Objective: Copy every record below, exactly as written.

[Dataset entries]
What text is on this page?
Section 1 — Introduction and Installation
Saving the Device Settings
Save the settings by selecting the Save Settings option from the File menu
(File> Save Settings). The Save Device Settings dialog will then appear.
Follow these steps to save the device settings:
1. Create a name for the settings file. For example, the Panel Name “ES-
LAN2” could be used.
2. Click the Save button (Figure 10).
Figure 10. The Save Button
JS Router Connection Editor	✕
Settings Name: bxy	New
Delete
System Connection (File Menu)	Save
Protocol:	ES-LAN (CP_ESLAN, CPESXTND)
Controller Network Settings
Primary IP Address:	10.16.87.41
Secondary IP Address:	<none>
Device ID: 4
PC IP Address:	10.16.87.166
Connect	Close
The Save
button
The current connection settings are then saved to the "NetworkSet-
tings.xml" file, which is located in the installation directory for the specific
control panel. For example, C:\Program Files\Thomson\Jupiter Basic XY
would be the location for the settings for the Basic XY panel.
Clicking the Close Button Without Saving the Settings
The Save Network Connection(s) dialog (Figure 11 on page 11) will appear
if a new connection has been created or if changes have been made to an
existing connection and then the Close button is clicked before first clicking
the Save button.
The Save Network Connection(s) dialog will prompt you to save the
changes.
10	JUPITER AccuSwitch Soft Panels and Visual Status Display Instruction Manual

Solution for this problem:
What text is on this page?
Section 1 — Introduction and Installation
Saving the Device Settings
Save the settings by selecting the Save Settings option from the File menu
(File> Save Settings). The Save Device Settings dialog will then appear.
Follow these steps to save the device settings:
1. Create a name for the settings file. For example, the Panel Name “ES-
LAN2” could be used.
2. Click the Save button (Figure 10).
Figure 10. The Save Button
JS Router Connection Editor	✕
Settings Name: bxy	New
Delete
System Connection (File Menu)	Save
Protocol:	ES-LAN (CP_ESLAN, CPESXTND)
Controller Network Settings
Primary IP Address:	10.16.87.41
Secondary IP Address:	<none>
Device ID: 4
PC IP Address:	10.16.87.166
Connect	Close
The Save
button
The current connection settings are then saved to the "NetworkSet-
tings.xml" file, which is located in the installation directory for the specific
control panel. For example, C:\Program Files\Thomson\Jupiter Basic XY
would be the location for the settings for the Basic XY panel.
Clicking the Close Button Without Saving the Settings
The Save Network Connection(s) dialog (Figure 11 on page 11) will appear
if a new connection has been created or if changes have been made to an
existing connection and then the Close button is clicked before first clicking
the Save button.
The Save Network Connection(s) dialog will prompt you to save the
changes.
10	JUPITER AccuSwitch Soft Panels and Visual Status Display Instruction Manual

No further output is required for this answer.